┌────────
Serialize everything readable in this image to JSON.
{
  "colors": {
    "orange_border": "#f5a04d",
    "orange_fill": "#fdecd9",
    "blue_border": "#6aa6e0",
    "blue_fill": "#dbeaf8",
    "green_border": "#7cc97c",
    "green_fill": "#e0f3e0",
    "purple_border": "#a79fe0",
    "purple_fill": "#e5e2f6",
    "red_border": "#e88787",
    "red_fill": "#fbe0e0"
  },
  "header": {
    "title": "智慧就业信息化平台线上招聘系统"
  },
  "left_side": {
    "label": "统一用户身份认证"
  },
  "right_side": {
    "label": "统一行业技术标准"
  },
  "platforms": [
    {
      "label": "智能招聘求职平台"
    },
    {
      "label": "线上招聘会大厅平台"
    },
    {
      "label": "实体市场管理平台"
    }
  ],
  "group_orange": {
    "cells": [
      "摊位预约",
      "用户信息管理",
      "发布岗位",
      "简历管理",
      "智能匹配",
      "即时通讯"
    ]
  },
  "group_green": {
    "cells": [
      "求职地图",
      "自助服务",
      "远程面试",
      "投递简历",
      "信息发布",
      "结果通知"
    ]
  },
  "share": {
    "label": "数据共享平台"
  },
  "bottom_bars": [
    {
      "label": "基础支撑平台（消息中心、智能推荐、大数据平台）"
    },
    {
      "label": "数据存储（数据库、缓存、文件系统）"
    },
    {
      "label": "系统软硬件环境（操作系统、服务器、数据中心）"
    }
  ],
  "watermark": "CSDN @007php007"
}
└────────
» **JOB**
The records above are to be copied in full, exactly as written.

» **EXPECTED OUTPUT**
Serialize everything readable in this image to JSON.
{
  "colors": {
    "orange_border": "#f5a04d",
    "orange_fill": "#fdecd9",
    "blue_border": "#6aa6e0",
    "blue_fill": "#dbeaf8",
    "green_border": "#7cc97c",
    "green_fill": "#e0f3e0",
    "purple_border": "#a79fe0",
    "purple_fill": "#e5e2f6",
    "red_border": "#e88787",
    "red_fill": "#fbe0e0"
  },
  "header": {
    "title": "智慧就业信息化平台线上招聘系统"
  },
  "left_side": {
    "label": "统一用户身份认证"
  },
  "right_side": {
    "label": "统一行业技术标准"
  },
  "platforms": [
    {
      "label": "智能招聘求职平台"
    },
    {
      "label": "线上招聘会大厅平台"
    },
    {
      "label": "实体市场管理平台"
    }
  ],
  "group_orange": {
    "cells": [
      "摊位预约",
      "用户信息管理",
      "发布岗位",
      "简历管理",
      "智能匹配",
      "即时通讯"
    ]
  },
  "group_green": {
    "cells": [
      "求职地图",
      "自助服务",
      "远程面试",
      "投递简历",
      "信息发布",
      "结果通知"
    ]
  },
  "share": {
    "label": "数据共享平台"
  },
  "bottom_bars": [
    {
      "label": "基础支撑平台（消息中心、智能推荐、大数据平台）"
    },
    {
      "label": "数据存储（数据库、缓存、文件系统）"
    },
    {
      "label": "系统软硬件环境（操作系统、服务器、数据中心）"
    }
  ],
  "watermark": "CSDN @007php007"
}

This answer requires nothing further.